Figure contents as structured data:
━━━━━━━━━━━━━━━━
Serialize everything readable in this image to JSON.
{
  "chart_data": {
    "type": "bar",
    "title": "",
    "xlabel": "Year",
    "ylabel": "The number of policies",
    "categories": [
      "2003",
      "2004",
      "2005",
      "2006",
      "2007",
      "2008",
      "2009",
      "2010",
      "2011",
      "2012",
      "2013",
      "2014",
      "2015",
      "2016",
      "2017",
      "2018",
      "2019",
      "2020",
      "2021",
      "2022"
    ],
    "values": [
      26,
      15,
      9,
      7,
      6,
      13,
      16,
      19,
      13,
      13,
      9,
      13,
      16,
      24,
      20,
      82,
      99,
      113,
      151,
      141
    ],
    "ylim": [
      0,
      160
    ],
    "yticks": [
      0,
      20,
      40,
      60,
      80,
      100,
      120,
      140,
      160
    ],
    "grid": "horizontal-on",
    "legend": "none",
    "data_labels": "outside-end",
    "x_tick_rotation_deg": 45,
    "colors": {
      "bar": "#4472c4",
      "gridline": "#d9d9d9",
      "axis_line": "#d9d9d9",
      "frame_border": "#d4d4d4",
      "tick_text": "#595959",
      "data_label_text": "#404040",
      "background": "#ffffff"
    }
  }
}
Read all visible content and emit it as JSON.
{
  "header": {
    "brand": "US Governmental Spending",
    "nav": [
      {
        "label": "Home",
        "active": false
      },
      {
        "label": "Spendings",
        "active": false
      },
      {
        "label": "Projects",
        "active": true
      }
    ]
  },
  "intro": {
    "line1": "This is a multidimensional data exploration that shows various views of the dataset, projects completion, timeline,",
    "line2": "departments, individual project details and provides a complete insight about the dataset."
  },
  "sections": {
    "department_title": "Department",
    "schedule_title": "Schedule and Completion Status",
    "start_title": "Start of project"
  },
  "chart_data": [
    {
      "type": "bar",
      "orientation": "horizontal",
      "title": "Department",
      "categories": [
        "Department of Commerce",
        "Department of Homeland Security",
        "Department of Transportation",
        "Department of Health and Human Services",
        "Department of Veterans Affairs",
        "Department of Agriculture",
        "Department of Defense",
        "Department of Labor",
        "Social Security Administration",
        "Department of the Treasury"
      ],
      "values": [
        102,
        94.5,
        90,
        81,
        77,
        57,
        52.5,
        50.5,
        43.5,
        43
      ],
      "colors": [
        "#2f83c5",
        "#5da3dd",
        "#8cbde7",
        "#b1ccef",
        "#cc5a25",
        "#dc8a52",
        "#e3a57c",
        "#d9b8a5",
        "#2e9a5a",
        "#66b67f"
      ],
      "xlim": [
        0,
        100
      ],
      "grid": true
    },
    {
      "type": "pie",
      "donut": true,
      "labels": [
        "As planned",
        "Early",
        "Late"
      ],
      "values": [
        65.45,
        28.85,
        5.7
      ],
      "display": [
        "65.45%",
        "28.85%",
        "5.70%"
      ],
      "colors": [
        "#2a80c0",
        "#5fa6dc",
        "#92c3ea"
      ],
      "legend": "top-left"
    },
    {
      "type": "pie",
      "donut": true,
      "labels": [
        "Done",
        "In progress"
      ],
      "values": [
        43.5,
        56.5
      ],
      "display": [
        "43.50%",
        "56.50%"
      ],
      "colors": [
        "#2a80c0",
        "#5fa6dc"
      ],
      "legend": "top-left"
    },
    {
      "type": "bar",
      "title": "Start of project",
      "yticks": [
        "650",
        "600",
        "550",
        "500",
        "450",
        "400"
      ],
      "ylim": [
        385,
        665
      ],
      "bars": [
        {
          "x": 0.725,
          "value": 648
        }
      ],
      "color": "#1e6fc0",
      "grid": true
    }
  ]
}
━━━━━━━━━━━━━━━━
Set exercise: Reproduce each line from the records that contains the word "Start".

Finished answer:
    "start_title": "Start of project"
      "title": "Start of project",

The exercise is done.